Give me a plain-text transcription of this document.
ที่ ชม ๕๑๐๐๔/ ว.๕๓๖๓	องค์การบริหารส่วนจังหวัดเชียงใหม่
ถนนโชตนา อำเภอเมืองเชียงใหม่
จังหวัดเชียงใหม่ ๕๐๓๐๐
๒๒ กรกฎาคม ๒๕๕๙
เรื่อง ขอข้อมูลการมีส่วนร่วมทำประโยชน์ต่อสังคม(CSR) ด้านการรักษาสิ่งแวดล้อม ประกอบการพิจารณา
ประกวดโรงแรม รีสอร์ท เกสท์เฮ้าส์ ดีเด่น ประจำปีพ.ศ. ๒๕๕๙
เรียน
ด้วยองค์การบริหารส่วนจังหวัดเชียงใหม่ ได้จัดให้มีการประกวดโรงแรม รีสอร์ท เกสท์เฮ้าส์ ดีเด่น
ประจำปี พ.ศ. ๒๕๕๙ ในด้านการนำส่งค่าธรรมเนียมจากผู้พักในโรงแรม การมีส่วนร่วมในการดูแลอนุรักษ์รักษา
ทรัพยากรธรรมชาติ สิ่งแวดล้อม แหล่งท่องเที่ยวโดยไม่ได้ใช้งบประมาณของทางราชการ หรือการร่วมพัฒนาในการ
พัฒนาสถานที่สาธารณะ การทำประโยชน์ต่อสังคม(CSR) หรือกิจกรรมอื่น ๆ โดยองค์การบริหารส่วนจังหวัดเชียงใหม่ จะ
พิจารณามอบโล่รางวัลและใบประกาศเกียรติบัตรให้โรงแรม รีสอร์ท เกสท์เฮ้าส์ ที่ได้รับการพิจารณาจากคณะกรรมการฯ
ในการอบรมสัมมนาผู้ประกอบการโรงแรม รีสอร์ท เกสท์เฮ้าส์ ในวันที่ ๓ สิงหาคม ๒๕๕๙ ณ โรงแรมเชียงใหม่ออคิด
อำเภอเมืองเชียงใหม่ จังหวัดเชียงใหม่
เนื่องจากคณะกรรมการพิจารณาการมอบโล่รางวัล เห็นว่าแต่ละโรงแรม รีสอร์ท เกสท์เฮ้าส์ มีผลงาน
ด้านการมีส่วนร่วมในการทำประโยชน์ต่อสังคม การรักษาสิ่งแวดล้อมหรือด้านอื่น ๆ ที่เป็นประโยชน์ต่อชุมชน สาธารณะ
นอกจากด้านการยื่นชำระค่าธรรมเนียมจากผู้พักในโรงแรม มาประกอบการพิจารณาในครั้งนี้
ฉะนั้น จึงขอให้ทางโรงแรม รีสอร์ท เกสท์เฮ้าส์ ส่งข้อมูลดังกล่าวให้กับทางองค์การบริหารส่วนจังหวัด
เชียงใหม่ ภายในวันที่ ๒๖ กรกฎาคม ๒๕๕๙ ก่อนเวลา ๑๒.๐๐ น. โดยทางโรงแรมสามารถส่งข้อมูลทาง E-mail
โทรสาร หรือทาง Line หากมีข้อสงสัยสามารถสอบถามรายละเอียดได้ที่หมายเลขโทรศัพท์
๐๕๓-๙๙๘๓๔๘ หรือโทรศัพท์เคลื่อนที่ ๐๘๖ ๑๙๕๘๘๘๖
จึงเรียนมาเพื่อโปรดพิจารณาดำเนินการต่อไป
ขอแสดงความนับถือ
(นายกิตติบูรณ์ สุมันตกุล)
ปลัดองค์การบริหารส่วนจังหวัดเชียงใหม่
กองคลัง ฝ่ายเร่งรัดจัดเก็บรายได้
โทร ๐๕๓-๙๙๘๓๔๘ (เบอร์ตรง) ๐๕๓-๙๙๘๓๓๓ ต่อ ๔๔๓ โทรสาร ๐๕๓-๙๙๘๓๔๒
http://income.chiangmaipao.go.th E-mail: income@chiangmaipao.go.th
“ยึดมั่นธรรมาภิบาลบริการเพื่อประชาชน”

[Exercise objective]:
Pull out all lines from the entries above that include the word "mail".

[Result of this task]:
เชียงใหม่ ภายในวันที่ ๒๖ กรกฎาคม ๒๕๕๙ ก่อนเวลา ๑๒.๐๐ น. โดยทางโรงแรมสามารถส่งข้อมูลทาง E-mail
http://income.chiangmaipao.go.th E-mail: income@chiangmaipao.go.th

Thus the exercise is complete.